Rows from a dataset
|---|
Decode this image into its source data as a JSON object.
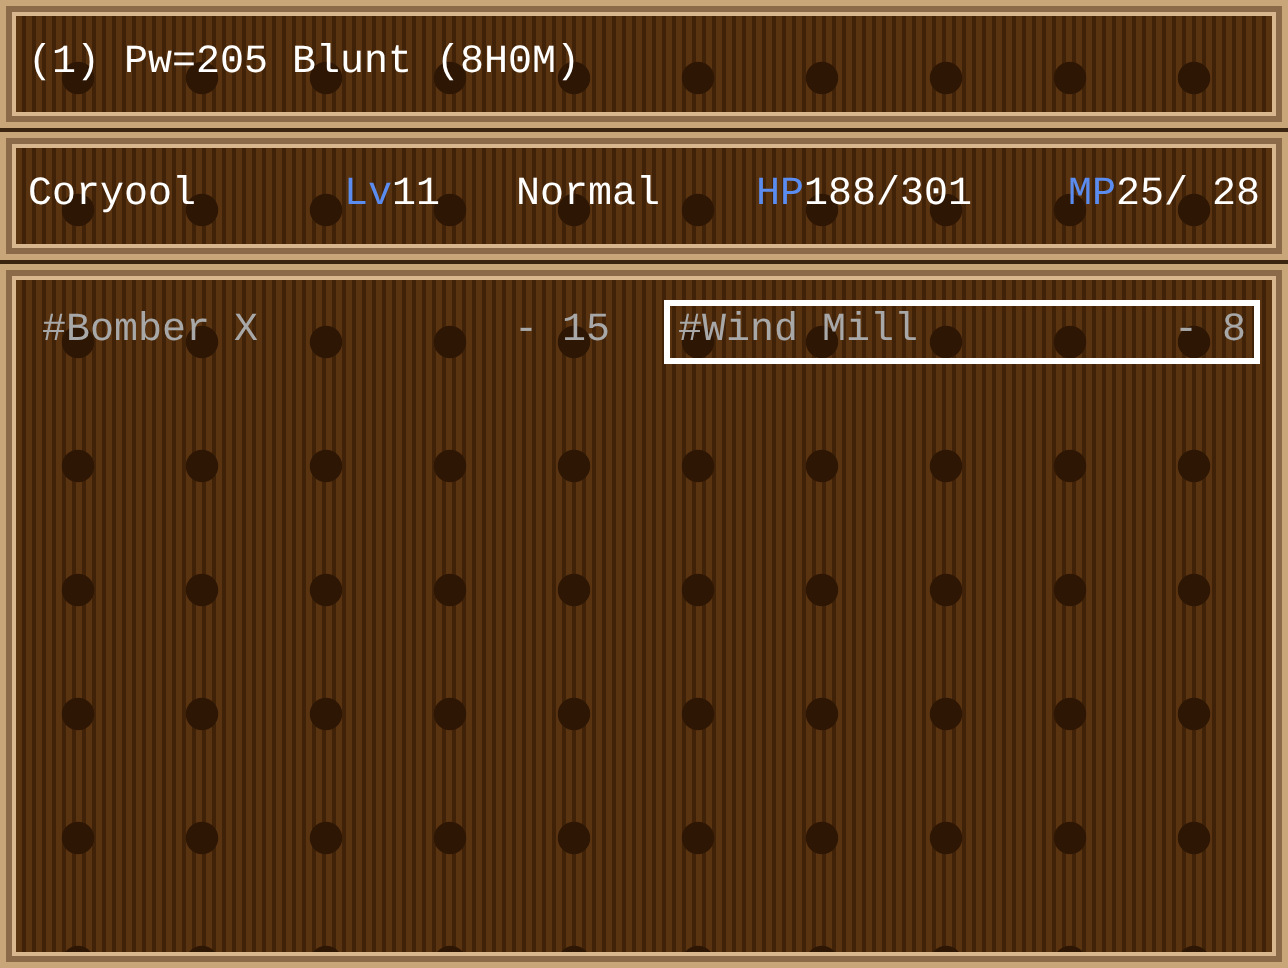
{
  "help": {
    "text": "(1) Pw=205 Blunt (8H0M)"
  },
  "actor": {
    "name": "Coryool",
    "level_label": "Lv",
    "level": "11",
    "state": "Normal",
    "hp_label": "HP",
    "hp": "188/301",
    "mp_label": "MP",
    "mp": "25/ 28"
  },
  "skills": [
    {
      "name": "#Bomber X",
      "cost": "- 15",
      "disabled": true,
      "selected": false
    },
    {
      "name": "#Wind Mill",
      "cost": "- 8",
      "disabled": true,
      "selected": true
    }
  ]
}
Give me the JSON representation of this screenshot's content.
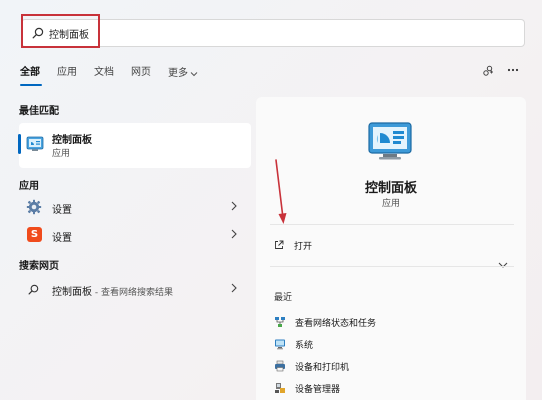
{
  "search": {
    "query": "控制面板"
  },
  "tabs": [
    {
      "label": "全部",
      "active": true
    },
    {
      "label": "应用",
      "active": false
    },
    {
      "label": "文档",
      "active": false
    },
    {
      "label": "网页",
      "active": false
    },
    {
      "label": "更多",
      "active": false
    }
  ],
  "left": {
    "best_match_title": "最佳匹配",
    "best_match": {
      "name": "控制面板",
      "type": "应用",
      "icon": "control-panel-icon"
    },
    "apps_title": "应用",
    "apps": [
      {
        "label": "设置",
        "icon": "gear-icon"
      },
      {
        "label": "设置",
        "icon": "sogou-icon",
        "glyph": "S"
      }
    ],
    "web_title": "搜索网页",
    "web": {
      "query": "控制面板",
      "separator": " - ",
      "hint": "查看网络搜索结果"
    }
  },
  "right": {
    "title": "控制面板",
    "subtitle": "应用",
    "open_label": "打开",
    "recent_title": "最近",
    "recent": [
      {
        "label": "查看网络状态和任务",
        "icon": "network-icon"
      },
      {
        "label": "系统",
        "icon": "system-icon"
      },
      {
        "label": "设备和打印机",
        "icon": "printer-icon"
      },
      {
        "label": "设备管理器",
        "icon": "device-manager-icon"
      }
    ]
  },
  "colors": {
    "accent": "#0067c0",
    "highlight": "#c8323a",
    "sogou": "#f04b1c"
  }
}
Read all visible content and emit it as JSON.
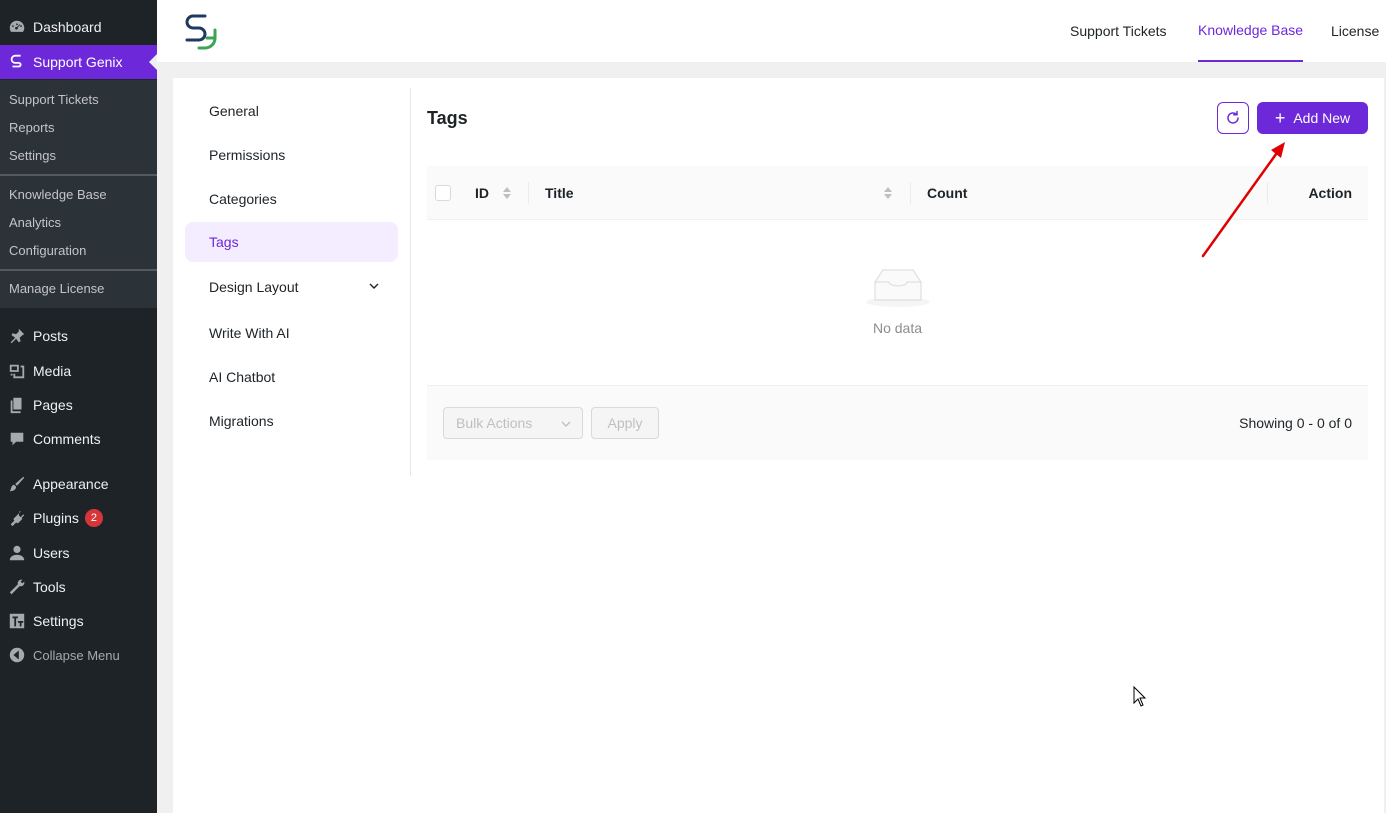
{
  "wp_menu": {
    "dashboard": "Dashboard",
    "support_genix": "Support Genix",
    "sub_items": [
      "Support Tickets",
      "Reports",
      "Settings",
      "Knowledge Base",
      "Analytics",
      "Configuration",
      "Manage License"
    ],
    "posts": "Posts",
    "media": "Media",
    "pages": "Pages",
    "comments": "Comments",
    "appearance": "Appearance",
    "plugins": "Plugins",
    "plugins_badge": "2",
    "users": "Users",
    "tools": "Tools",
    "settings": "Settings",
    "collapse": "Collapse Menu"
  },
  "header": {
    "nav": [
      "Support Tickets",
      "Knowledge Base",
      "License"
    ],
    "active_nav": "Knowledge Base"
  },
  "settings_nav": {
    "items": [
      "General",
      "Permissions",
      "Categories",
      "Tags",
      "Design Layout",
      "Write With AI",
      "AI Chatbot",
      "Migrations"
    ],
    "active": "Tags"
  },
  "main": {
    "title": "Tags",
    "add_new_label": "Add New",
    "table": {
      "columns": [
        "ID",
        "Title",
        "Count",
        "Action"
      ],
      "rows": [],
      "empty_text": "No data"
    },
    "footer": {
      "bulk_placeholder": "Bulk Actions",
      "apply_label": "Apply",
      "showing": "Showing 0 - 0 of 0"
    }
  },
  "colors": {
    "accent": "#6d28d9",
    "sidebar_bg": "#1d2327",
    "annotation_arrow": "#e00000"
  }
}
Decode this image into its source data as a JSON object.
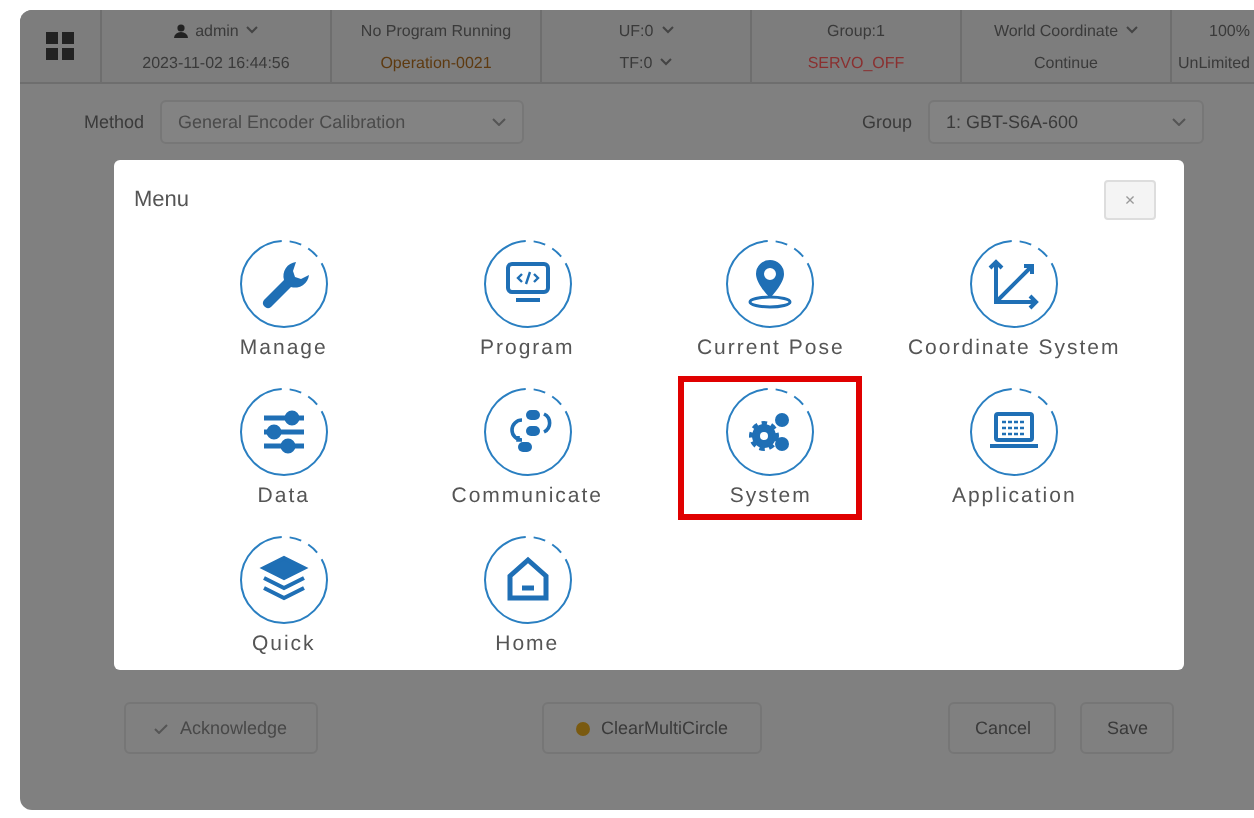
{
  "status_bar": {
    "user": "admin",
    "datetime": "2023-11-02 16:44:56",
    "program": "No Program Running",
    "operation": "Operation-0021",
    "uf": "UF:0",
    "tf": "TF:0",
    "group": "Group:1",
    "servo": "SERVO_OFF",
    "coordinate": "World Coordinate",
    "mode": "Continue",
    "speed": "100%",
    "limit": "UnLimited"
  },
  "form": {
    "method_label": "Method",
    "method_value": "General Encoder Calibration",
    "group_label": "Group",
    "group_value": "1: GBT-S6A-600"
  },
  "menu": {
    "title": "Menu",
    "close": "×",
    "items": [
      {
        "label": "Manage",
        "highlighted": false
      },
      {
        "label": "Program",
        "highlighted": false
      },
      {
        "label": "Current Pose",
        "highlighted": false
      },
      {
        "label": "Coordinate System",
        "highlighted": false
      },
      {
        "label": "Data",
        "highlighted": false
      },
      {
        "label": "Communicate",
        "highlighted": false
      },
      {
        "label": "System",
        "highlighted": true
      },
      {
        "label": "Application",
        "highlighted": false
      },
      {
        "label": "Quick",
        "highlighted": false
      },
      {
        "label": "Home",
        "highlighted": false
      }
    ]
  },
  "footer": {
    "acknowledge": "Acknowledge",
    "clear": "ClearMultiCircle",
    "cancel": "Cancel",
    "save": "Save"
  }
}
|---|
Task to carry out: Reproduce the material word for word. Any pictures should be left out of the copy.

Problem solution:
Decode this image into its source data as a JSON object.
{
  "help": {
    "text": "(1) Pw=205 Blunt (8H0M)"
  },
  "actor": {
    "name": "Coryool",
    "level_label": "Lv",
    "level": "11",
    "state": "Normal",
    "hp_label": "HP",
    "hp": "188/301",
    "mp_label": "MP",
    "mp": "25/ 28"
  },
  "skills": [
    {
      "name": "#Bomber X",
      "cost": "- 15",
      "disabled": true,
      "selected": false
    },
    {
      "name": "#Wind Mill",
      "cost": "- 8",
      "disabled": true,
      "selected": true
    }
  ]
}
Give me the JSON representation of this screenshot's content.
{
  "search": {
    "query": "控制面板"
  },
  "tabs": [
    {
      "label": "全部",
      "active": true
    },
    {
      "label": "应用",
      "active": false
    },
    {
      "label": "文档",
      "active": false
    },
    {
      "label": "网页",
      "active": false
    },
    {
      "label": "更多",
      "active": false
    }
  ],
  "left": {
    "best_match_title": "最佳匹配",
    "best_match": {
      "name": "控制面板",
      "type": "应用",
      "icon": "control-panel-icon"
    },
    "apps_title": "应用",
    "apps": [
      {
        "label": "设置",
        "icon": "gear-icon"
      },
      {
        "label": "设置",
        "icon": "sogou-icon",
        "glyph": "S"
      }
    ],
    "web_title": "搜索网页",
    "web": {
      "query": "控制面板",
      "separator": " - ",
      "hint": "查看网络搜索结果"
    }
  },
  "right": {
    "title": "控制面板",
    "subtitle": "应用",
    "open_label": "打开",
    "recent_title": "最近",
    "recent": [
      {
        "label": "查看网络状态和任务",
        "icon": "network-icon"
      },
      {
        "label": "系统",
        "icon": "system-icon"
      },
      {
        "label": "设备和打印机",
        "icon": "printer-icon"
      },
      {
        "label": "设备管理器",
        "icon": "device-manager-icon"
      }
    ]
  },
  "colors": {
    "accent": "#0067c0",
    "highlight": "#c8323a",
    "sogou": "#f04b1c"
  }
}
Read all visible content and emit it as JSON.
{
  "wp_menu": {
    "dashboard": "Dashboard",
    "support_genix": "Support Genix",
    "sub_items": [
      "Support Tickets",
      "Reports",
      "Settings",
      "Knowledge Base",
      "Analytics",
      "Configuration",
      "Manage License"
    ],
    "posts": "Posts",
    "media": "Media",
    "pages": "Pages",
    "comments": "Comments",
    "appearance": "Appearance",
    "plugins": "Plugins",
    "plugins_badge": "2",
    "users": "Users",
    "tools": "Tools",
    "settings": "Settings",
    "collapse": "Collapse Menu"
  },
  "header": {
    "nav": [
      "Support Tickets",
      "Knowledge Base",
      "License"
    ],
    "active_nav": "Knowledge Base"
  },
  "settings_nav": {
    "items": [
      "General",
      "Permissions",
      "Categories",
      "Tags",
      "Design Layout",
      "Write With AI",
      "AI Chatbot",
      "Migrations"
    ],
    "active": "Tags"
  },
  "main": {
    "title": "Tags",
    "add_new_label": "Add New",
    "table": {
      "columns": [
        "ID",
        "Title",
        "Count",
        "Action"
      ],
      "rows": [],
      "empty_text": "No data"
    },
    "footer": {
      "bulk_placeholder": "Bulk Actions",
      "apply_label": "Apply",
      "showing": "Showing 0 - 0 of 0"
    }
  },
  "colors": {
    "accent": "#6d28d9",
    "sidebar_bg": "#1d2327",
    "annotation_arrow": "#e00000"
  }
}
Decode this image into its source data as a JSON object.
{
  "status_bar": {
    "user": "admin",
    "datetime": "2023-11-02 16:44:56",
    "program": "No Program Running",
    "operation": "Operation-0021",
    "uf": "UF:0",
    "tf": "TF:0",
    "group": "Group:1",
    "servo": "SERVO_OFF",
    "coordinate": "World Coordinate",
    "mode": "Continue",
    "speed": "100%",
    "limit": "UnLimited"
  },
  "form": {
    "method_label": "Method",
    "method_value": "General Encoder Calibration",
    "group_label": "Group",
    "group_value": "1: GBT-S6A-600"
  },
  "menu": {
    "title": "Menu",
    "close": "×",
    "items": [
      {
        "label": "Manage",
        "highlighted": false
      },
      {
        "label": "Program",
        "highlighted": false
      },
      {
        "label": "Current Pose",
        "highlighted": false
      },
      {
        "label": "Coordinate System",
        "highlighted": false
      },
      {
        "label": "Data",
        "highlighted": false
      },
      {
        "label": "Communicate",
        "highlighted": false
      },
      {
        "label": "System",
        "highlighted": true
      },
      {
        "label": "Application",
        "highlighted": false
      },
      {
        "label": "Quick",
        "highlighted": false
      },
      {
        "label": "Home",
        "highlighted": false
      }
    ]
  },
  "footer": {
    "acknowledge": "Acknowledge",
    "clear": "ClearMultiCircle",
    "cancel": "Cancel",
    "save": "Save"
  }
}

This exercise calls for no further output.